___ Record extracts

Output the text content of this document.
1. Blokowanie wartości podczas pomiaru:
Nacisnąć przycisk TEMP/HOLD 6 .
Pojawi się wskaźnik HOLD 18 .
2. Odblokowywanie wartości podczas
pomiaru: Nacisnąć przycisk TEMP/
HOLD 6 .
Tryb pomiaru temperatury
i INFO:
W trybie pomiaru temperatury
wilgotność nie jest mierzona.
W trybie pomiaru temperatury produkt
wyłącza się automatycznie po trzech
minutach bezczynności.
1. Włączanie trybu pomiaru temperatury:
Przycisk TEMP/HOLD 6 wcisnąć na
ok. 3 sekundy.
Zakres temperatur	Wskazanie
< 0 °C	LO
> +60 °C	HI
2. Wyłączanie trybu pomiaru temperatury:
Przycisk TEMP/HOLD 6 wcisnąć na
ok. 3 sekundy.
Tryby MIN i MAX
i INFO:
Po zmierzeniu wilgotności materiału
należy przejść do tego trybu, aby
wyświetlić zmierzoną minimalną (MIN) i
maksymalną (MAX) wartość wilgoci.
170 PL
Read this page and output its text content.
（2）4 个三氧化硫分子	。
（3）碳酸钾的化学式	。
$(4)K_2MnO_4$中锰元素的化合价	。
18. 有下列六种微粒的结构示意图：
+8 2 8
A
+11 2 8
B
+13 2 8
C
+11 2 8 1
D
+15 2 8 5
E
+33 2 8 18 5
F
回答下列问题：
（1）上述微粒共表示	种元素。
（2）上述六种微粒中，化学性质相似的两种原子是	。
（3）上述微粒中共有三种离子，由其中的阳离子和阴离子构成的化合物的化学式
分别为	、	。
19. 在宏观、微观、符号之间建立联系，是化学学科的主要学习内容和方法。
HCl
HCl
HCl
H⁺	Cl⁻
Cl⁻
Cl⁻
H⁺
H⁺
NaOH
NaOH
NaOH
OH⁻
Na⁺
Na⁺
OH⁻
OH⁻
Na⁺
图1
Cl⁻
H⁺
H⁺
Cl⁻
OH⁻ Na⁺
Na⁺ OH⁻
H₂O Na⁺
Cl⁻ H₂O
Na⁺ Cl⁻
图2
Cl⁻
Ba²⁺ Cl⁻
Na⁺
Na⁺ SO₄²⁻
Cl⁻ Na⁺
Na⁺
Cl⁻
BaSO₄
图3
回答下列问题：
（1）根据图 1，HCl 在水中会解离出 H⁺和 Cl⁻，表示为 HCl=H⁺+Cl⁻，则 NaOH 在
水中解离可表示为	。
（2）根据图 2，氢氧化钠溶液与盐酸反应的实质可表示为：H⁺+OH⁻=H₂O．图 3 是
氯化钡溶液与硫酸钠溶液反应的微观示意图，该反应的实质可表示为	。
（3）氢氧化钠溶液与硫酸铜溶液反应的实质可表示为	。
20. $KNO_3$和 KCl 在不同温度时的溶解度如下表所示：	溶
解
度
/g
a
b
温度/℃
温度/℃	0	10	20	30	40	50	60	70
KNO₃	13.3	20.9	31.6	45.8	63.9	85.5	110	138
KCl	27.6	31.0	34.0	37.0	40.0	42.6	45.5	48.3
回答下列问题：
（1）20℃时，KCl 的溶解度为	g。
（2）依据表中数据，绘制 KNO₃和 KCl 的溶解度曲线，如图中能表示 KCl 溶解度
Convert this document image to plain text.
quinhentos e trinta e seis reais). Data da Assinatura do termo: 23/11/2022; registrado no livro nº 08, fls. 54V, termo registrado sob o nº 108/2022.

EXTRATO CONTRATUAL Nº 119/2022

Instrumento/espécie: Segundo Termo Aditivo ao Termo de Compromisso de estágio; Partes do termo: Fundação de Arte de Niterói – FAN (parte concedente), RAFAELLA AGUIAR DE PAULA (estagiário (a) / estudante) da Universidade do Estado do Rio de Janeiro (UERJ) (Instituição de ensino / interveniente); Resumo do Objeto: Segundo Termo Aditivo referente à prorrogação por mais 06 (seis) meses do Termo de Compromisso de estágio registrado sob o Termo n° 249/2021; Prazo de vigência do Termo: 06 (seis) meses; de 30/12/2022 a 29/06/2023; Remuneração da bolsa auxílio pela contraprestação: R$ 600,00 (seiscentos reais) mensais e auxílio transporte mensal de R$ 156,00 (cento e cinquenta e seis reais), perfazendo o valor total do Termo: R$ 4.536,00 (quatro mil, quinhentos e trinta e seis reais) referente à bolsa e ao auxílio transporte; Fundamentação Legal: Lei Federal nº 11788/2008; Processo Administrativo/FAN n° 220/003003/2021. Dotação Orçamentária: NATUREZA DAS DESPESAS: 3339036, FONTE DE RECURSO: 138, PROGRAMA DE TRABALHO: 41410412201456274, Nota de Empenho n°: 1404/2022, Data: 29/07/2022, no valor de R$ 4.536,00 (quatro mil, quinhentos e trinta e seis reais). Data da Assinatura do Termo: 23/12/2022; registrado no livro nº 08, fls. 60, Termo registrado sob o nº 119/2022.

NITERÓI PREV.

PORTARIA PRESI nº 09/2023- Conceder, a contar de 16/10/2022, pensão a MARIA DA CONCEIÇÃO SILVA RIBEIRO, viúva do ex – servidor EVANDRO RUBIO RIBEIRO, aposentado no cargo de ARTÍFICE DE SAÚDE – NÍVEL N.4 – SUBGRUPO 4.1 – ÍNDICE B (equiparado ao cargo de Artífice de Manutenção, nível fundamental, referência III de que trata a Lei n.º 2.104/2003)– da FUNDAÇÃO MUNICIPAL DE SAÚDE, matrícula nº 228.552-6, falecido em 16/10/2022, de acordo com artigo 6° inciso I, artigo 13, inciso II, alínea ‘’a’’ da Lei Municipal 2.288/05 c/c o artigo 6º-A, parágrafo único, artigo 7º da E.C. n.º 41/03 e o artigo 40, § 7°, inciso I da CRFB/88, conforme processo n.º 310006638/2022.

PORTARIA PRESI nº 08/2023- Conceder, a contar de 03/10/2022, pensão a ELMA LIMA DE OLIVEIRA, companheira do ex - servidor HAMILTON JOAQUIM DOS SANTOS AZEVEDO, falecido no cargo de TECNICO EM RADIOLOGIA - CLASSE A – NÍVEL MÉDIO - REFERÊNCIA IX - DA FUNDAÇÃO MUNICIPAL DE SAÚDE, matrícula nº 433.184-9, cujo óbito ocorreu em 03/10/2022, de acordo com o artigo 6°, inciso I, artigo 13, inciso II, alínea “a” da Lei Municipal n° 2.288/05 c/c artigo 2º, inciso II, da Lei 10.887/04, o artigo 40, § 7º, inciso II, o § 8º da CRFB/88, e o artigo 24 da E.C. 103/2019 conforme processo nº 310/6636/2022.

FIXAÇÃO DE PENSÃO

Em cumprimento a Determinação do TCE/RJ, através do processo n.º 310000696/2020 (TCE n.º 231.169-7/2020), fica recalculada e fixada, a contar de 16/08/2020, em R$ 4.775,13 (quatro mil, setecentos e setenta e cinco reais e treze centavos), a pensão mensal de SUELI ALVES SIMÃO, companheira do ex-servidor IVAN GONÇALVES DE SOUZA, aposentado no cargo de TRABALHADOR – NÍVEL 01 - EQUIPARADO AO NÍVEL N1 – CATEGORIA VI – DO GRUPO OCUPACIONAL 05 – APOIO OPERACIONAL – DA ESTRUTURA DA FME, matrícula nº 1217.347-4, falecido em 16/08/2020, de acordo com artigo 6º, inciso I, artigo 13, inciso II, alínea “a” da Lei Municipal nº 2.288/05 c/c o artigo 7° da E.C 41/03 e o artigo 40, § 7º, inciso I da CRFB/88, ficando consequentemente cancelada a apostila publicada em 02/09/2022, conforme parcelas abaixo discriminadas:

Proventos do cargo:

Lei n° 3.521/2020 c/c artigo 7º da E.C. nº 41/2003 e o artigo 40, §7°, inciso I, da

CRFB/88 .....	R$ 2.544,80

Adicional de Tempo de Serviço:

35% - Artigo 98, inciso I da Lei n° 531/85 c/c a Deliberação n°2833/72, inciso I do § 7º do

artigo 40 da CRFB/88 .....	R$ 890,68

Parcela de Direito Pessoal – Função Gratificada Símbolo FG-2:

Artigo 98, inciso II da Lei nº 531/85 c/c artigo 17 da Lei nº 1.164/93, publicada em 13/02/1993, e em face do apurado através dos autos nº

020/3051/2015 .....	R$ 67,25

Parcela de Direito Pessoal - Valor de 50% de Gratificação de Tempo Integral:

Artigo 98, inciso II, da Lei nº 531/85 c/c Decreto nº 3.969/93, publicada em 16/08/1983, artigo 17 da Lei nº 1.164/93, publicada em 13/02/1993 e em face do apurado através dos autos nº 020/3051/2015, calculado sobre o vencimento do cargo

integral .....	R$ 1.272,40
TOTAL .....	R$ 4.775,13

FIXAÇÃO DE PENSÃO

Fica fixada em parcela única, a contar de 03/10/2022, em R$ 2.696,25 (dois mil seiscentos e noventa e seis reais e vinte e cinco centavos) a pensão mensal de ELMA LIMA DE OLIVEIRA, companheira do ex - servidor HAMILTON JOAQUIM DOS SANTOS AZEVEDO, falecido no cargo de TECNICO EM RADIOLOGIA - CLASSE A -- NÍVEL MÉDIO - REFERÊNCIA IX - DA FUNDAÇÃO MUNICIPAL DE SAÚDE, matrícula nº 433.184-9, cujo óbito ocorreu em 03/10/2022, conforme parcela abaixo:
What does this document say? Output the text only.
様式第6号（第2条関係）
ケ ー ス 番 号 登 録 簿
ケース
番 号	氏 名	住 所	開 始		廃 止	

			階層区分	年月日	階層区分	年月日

______

• _Objective_: Counting only lines of the data above that hold "pomiaru", report the total and nothing else.

• _The result_: 7